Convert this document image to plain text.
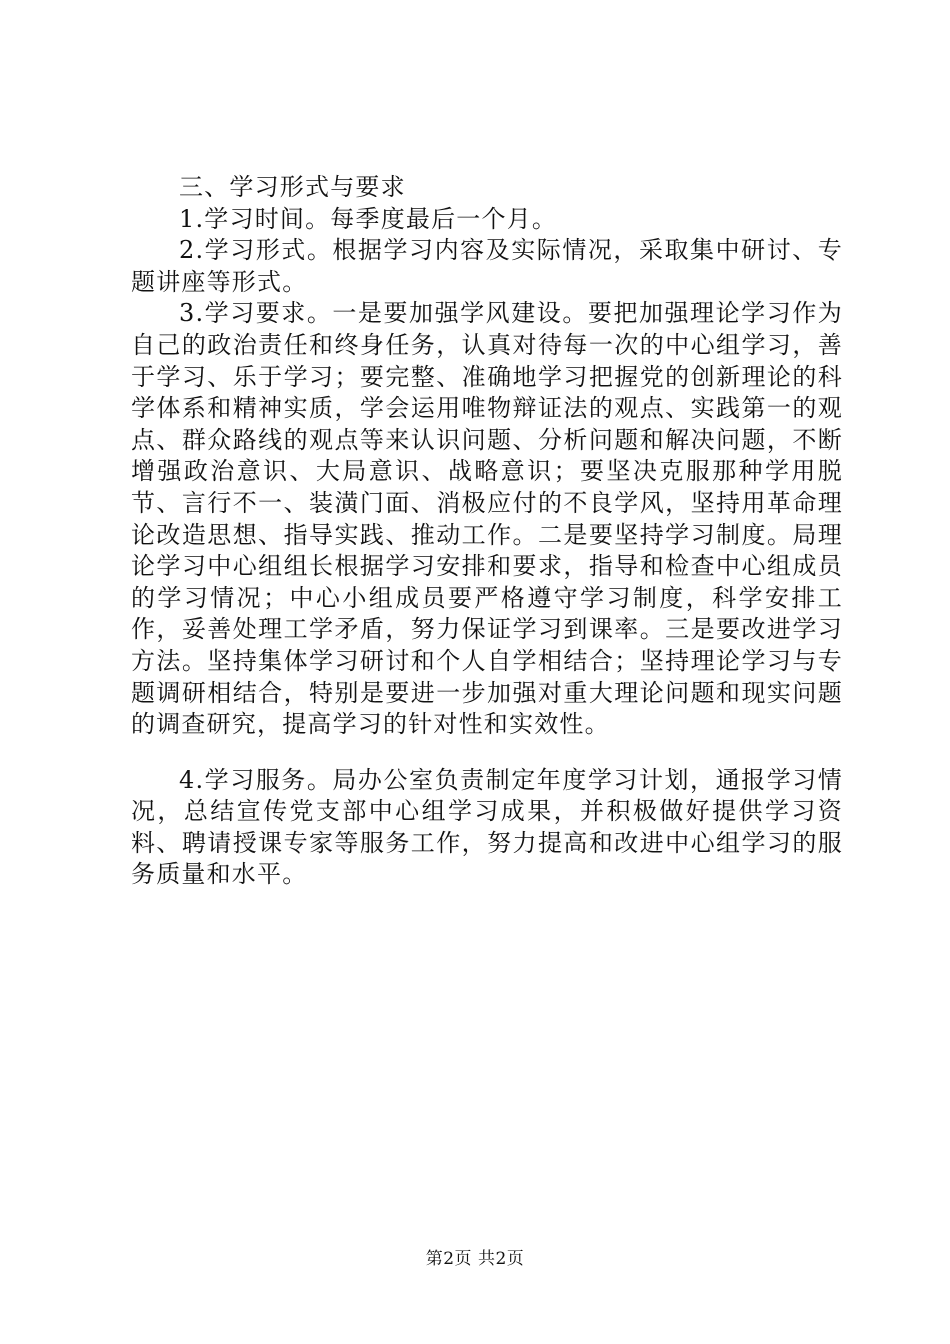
三、学习形式与要求

1.学习时间。每季度最后一个月。

2.学习形式。根据学习内容及实际情况，采取集中研讨、专题讲座等形式。

3.学习要求。一是要加强学风建设。要把加强理论学习作为自己的政治责任和终身任务，认真对待每一次的中心组学习，善于学习、乐于学习；要完整、准确地学习把握党的创新理论的科学体系和精神实质，学会运用唯物辩证法的观点、实践第一的观点、群众路线的观点等来认识问题、分析问题和解决问题，不断增强政治意识、大局意识、战略意识；要坚决克服那种学用脱节、言行不一、装潢门面、消极应付的不良学风，坚持用革命理论改造思想、指导实践、推动工作。二是要坚持学习制度。局理论学习中心组组长根据学习安排和要求，指导和检查中心组成员的学习情况；中心小组成员要严格遵守学习制度，科学安排工作，妥善处理工学矛盾，努力保证学习到课率。三是要改进学习方法。坚持集体学习研讨和个人自学相结合；坚持理论学习与专题调研相结合，特别是要进一步加强对重大理论问题和现实问题的调查研究，提高学习的针对性和实效性。

4.学习服务。局办公室负责制定年度学习计划，通报学习情况，总结宣传党支部中心组学习成果，并积极做好提供学习资料、聘请授课专家等服务工作，努力提高和改进中心组学习的服务质量和水平。

第2页 共2页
+ + + +
Every line of the material is to be quoted exactly, with no pictures carried over.

Convert this document image to plain text.
三、学习形式与要求

1.学习时间。每季度最后一个月。

2.学习形式。根据学习内容及实际情况，采取集中研讨、专题讲座等形式。

3.学习要求。一是要加强学风建设。要把加强理论学习作为自己的政治责任和终身任务，认真对待每一次的中心组学习，善于学习、乐于学习；要完整、准确地学习把握党的创新理论的科学体系和精神实质，学会运用唯物辩证法的观点、实践第一的观点、群众路线的观点等来认识问题、分析问题和解决问题，不断增强政治意识、大局意识、战略意识；要坚决克服那种学用脱节、言行不一、装潢门面、消极应付的不良学风，坚持用革命理论改造思想、指导实践、推动工作。二是要坚持学习制度。局理论学习中心组组长根据学习安排和要求，指导和检查中心组成员的学习情况；中心小组成员要严格遵守学习制度，科学安排工作，妥善处理工学矛盾，努力保证学习到课率。三是要改进学习方法。坚持集体学习研讨和个人自学相结合；坚持理论学习与专题调研相结合，特别是要进一步加强对重大理论问题和现实问题的调查研究，提高学习的针对性和实效性。

4.学习服务。局办公室负责制定年度学习计划，通报学习情况，总结宣传党支部中心组学习成果，并积极做好提供学习资料、聘请授课专家等服务工作，努力提高和改进中心组学习的服务质量和水平。

第2页 共2页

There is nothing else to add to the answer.